Je ne me pose pas la question de savoir ce que je ferai après, même si certains ont dit qu’ils voulaient arrêter, je me dis que je verrai après les Jeux.  Pour le moment, l’objectif c’est de performer aux Jeux. Je ne rêve que de cette médaille d’or.

Comment organises-tu ta préparation ?

Avec mon emploi (Cédric est assistant animation réseau à la SNCF, ndlr), j’ai un aménagement de mon temps de travail et depuis le 1er avril je suis en détachement total jusqu’à la fin des Jeux Paralympiques. C’est tout bénéfice, que ce soit pour ma préparation physique personnelle, mon entraînement collectif avec mon club (le Cap SAAA Paris, ndlr), ou avec l’équipe de France, pour les stages et les tournois qu’on va faire. Là, on part au Canada une semaine pour la Canada Cup, avec les six Premières Nations mondiales. Ce sera une vraie répétition grandeur nature pour les Jeux.

Tâches à réaliser:
• A. Recopie le passage de l'entretien qui va de « Je ne me pose » jusqu'à « pour les Jeux. », en remplaçant « SNCF » par « RATP ».
• B. Écris la suite de l'entretien à partir de sa dernière phrase.
Ce matériel vient d'une autre source que l'entretien.

Entrées enregistrées:
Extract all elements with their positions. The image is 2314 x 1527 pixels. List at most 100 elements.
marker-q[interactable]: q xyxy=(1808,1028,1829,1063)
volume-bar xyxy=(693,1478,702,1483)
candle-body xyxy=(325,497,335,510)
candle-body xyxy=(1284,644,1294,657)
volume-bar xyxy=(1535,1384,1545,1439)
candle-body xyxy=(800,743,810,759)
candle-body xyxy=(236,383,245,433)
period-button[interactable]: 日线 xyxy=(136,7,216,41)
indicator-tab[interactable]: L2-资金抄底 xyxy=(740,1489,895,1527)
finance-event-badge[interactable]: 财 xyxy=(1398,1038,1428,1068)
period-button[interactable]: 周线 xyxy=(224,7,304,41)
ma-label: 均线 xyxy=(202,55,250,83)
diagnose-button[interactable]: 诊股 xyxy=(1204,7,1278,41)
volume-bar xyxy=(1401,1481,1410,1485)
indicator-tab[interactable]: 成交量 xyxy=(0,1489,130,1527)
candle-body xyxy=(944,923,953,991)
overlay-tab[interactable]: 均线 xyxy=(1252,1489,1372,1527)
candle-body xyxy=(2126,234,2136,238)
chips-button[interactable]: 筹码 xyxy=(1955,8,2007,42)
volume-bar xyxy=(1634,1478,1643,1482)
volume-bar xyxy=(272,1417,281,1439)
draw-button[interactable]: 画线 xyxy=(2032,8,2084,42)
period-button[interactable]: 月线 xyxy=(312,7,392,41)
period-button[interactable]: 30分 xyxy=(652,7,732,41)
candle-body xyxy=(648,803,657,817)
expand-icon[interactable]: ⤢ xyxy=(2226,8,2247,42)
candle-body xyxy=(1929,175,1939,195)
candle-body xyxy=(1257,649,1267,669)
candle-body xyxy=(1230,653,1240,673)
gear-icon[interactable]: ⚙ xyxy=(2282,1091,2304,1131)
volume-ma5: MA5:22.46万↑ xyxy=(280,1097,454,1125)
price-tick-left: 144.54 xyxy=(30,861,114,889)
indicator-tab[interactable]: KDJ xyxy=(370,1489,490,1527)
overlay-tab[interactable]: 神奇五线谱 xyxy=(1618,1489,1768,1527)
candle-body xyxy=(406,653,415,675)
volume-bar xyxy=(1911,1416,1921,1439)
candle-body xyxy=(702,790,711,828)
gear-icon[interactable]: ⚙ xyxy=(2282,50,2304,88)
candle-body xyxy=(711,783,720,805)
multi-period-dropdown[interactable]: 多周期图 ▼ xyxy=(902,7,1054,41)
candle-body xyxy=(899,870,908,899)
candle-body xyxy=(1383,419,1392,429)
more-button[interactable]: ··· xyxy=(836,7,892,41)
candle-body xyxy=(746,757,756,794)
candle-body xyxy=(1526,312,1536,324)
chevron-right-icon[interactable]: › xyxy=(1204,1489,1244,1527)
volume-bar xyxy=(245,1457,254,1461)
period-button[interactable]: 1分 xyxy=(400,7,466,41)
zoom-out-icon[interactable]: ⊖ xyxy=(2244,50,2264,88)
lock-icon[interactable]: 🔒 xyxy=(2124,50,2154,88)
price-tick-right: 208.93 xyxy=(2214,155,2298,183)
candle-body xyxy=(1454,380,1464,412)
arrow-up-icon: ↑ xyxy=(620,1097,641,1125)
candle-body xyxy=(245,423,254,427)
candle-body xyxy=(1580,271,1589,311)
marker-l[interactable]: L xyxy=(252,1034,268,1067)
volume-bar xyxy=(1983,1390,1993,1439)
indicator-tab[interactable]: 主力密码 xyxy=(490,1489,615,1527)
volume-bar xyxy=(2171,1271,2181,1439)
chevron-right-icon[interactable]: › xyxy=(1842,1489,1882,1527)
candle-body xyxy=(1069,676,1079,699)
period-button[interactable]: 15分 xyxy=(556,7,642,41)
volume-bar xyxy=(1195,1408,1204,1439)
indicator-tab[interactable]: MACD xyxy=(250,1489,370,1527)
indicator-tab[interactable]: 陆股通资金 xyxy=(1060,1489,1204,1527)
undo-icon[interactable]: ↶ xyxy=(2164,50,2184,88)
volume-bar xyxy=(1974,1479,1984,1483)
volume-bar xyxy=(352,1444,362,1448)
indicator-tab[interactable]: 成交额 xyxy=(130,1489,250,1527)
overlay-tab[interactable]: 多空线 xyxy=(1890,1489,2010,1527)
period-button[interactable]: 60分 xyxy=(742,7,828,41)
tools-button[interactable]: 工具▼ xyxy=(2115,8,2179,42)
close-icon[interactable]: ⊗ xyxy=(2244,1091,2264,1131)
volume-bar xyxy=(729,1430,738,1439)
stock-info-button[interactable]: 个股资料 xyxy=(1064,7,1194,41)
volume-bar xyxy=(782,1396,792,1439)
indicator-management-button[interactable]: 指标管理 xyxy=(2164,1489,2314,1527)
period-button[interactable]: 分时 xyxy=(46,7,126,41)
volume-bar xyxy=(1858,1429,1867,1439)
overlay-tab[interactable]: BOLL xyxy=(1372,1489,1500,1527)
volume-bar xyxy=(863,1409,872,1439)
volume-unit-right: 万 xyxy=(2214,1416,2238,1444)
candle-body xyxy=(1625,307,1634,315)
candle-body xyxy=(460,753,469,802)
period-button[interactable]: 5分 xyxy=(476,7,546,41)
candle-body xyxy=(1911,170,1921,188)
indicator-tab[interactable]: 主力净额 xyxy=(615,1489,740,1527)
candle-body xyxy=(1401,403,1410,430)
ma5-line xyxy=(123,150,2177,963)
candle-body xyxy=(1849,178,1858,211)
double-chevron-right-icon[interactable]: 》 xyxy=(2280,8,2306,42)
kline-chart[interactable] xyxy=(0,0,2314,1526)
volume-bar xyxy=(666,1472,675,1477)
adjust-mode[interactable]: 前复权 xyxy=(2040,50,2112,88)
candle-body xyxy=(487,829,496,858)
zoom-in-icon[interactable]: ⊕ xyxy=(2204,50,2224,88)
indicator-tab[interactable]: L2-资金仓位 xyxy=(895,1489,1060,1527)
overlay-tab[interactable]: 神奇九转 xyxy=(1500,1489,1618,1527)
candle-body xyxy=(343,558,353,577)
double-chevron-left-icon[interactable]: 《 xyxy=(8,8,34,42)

Réponses aux tâches:
• A.
Je ne me pose pas la question de savoir ce que je ferai après, même si certains ont dit qu’ils voulaient arrêter, je me dis que je verrai après les Jeux.  Pour le moment, l’objectif c’est de performer aux Jeux. Je ne rêve que de cette médaille d’or.

Comment organises-tu ta préparation ?

Avec mon emploi (Cédric est assistant animation réseau à la RATP, ndlr), j’ai un aménagement de mon temps de travail et depuis le 1er avril je suis en détachement total jusqu’à la fin des Jeux Paralympiques. C’est tout bénéfice, que ce soit pour ma préparation physique personnelle, mon entraînement collectif avec mon club (le Cap SAAA Paris, ndlr), ou avec l’équipe de France, pour les stages et les tournois qu’on va faire. Là, on part au Canada une semaine pour la Canada Cup, avec les six Premières Nations mondiales. Ce sera une vraie répétition grandeur nature pour les Jeux.

• B.
Actuellement, je peaufine ma préparation avec des séances de CrossFit dans le club de La Fontaine, à Château-Thierry, a minima quatre jours par semaine.  Au club, ils sont tous derrière moi. Avec mon préparateur, on est à fond dans cette aventure, il me suit depuis dix ans. Le CrossFit ça peut paraitre spectaculaire à voir, mais c’est mon truc. Je kiffe, j’en chie, mais je sais que ce sera bénéfique.

La Machine au duel lors d'un match France-Suisse.

Tu as la chance de pouvoir concilier ton sport et un métier.

Grâce à mon sport, j’ai trouvé un emploi qui me permet d’aménager mon travail, je n’ai pas de congés sans soldes à poser. C’est une chance, je suis embauché en CDI et j’ai un plan de carrière pour préparer mon futur avec un vrai métier, des collègues, et j’ai quelque chose qui se construit. À l’heure actuelle, c’est un privilège d’avoir un salaire qui tombe chaque mois, c’est une chance.

Fin mars, lors de mon dernier jour de travail en présentiel, mes collègues m’ont fait une surprise avec une haie d’honneur. Ils portaient tous un tee-shirt à mon effigie avec mon surnom "La Machine". Même la directrice régionale du réseau Sncf portait ce tee-shirt. J’ai envie de les rendre fiers.

 

À Paris, tu évolueras devant ta famille, les copains... Comment ressens-tu cette pression ?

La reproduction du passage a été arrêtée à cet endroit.